_PROBLEM TO WORK ON:_
Each entry below should be returned exactly as is, with the pictures removed.

-=-=-

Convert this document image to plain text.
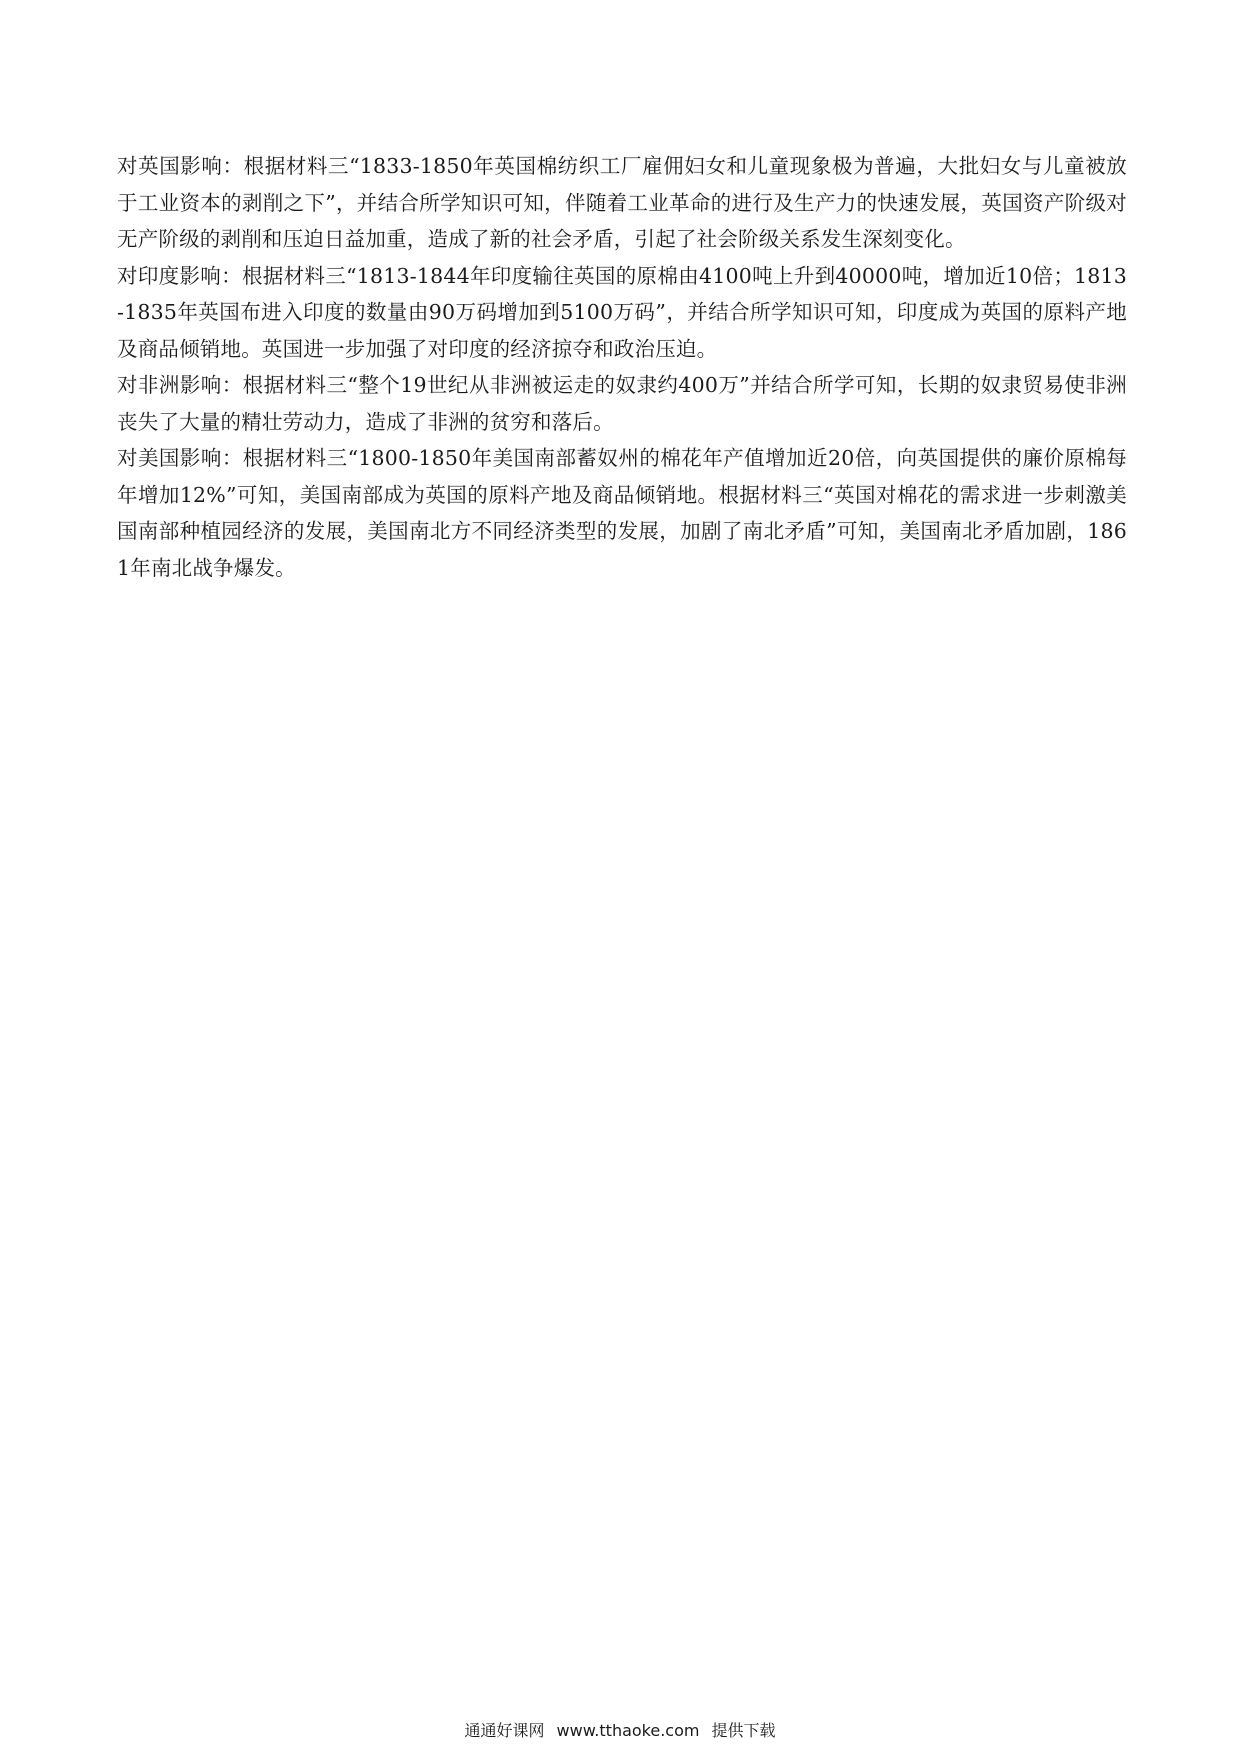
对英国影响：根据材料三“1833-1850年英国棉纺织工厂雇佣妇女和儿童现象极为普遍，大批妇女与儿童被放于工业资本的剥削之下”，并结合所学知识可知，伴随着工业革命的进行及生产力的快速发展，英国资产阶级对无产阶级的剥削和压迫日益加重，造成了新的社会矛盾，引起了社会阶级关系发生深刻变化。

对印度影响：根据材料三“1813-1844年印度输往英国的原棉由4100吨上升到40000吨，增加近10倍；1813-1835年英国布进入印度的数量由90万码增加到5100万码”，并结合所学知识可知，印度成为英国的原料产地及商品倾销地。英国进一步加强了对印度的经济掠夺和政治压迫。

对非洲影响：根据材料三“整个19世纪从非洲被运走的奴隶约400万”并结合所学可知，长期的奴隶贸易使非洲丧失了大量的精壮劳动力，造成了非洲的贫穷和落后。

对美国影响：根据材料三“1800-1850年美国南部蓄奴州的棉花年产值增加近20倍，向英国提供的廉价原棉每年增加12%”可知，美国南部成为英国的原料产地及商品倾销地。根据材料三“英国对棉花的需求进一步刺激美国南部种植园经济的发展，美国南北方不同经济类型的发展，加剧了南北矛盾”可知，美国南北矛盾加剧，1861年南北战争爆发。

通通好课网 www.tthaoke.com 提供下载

-=-=-

_TASK OUTPUT:_
Convert this document image to plain text.
对英国影响：根据材料三“1833-1850年英国棉纺织工厂雇佣妇女和儿童现象极为普遍，大批妇女与儿童被放于工业资本的剥削之下”，并结合所学知识可知，伴随着工业革命的进行及生产力的快速发展，英国资产阶级对无产阶级的剥削和压迫日益加重，造成了新的社会矛盾，引起了社会阶级关系发生深刻变化。

对印度影响：根据材料三“1813-1844年印度输往英国的原棉由4100吨上升到40000吨，增加近10倍；1813-1835年英国布进入印度的数量由90万码增加到5100万码”，并结合所学知识可知，印度成为英国的原料产地及商品倾销地。英国进一步加强了对印度的经济掠夺和政治压迫。

对非洲影响：根据材料三“整个19世纪从非洲被运走的奴隶约400万”并结合所学可知，长期的奴隶贸易使非洲丧失了大量的精壮劳动力，造成了非洲的贫穷和落后。

对美国影响：根据材料三“1800-1850年美国南部蓄奴州的棉花年产值增加近20倍，向英国提供的廉价原棉每年增加12%”可知，美国南部成为英国的原料产地及商品倾销地。根据材料三“英国对棉花的需求进一步刺激美国南部种植园经济的发展，美国南北方不同经济类型的发展，加剧了南北矛盾”可知，美国南北矛盾加剧，1861年南北战争爆发。

通通好课网 www.tthaoke.com 提供下载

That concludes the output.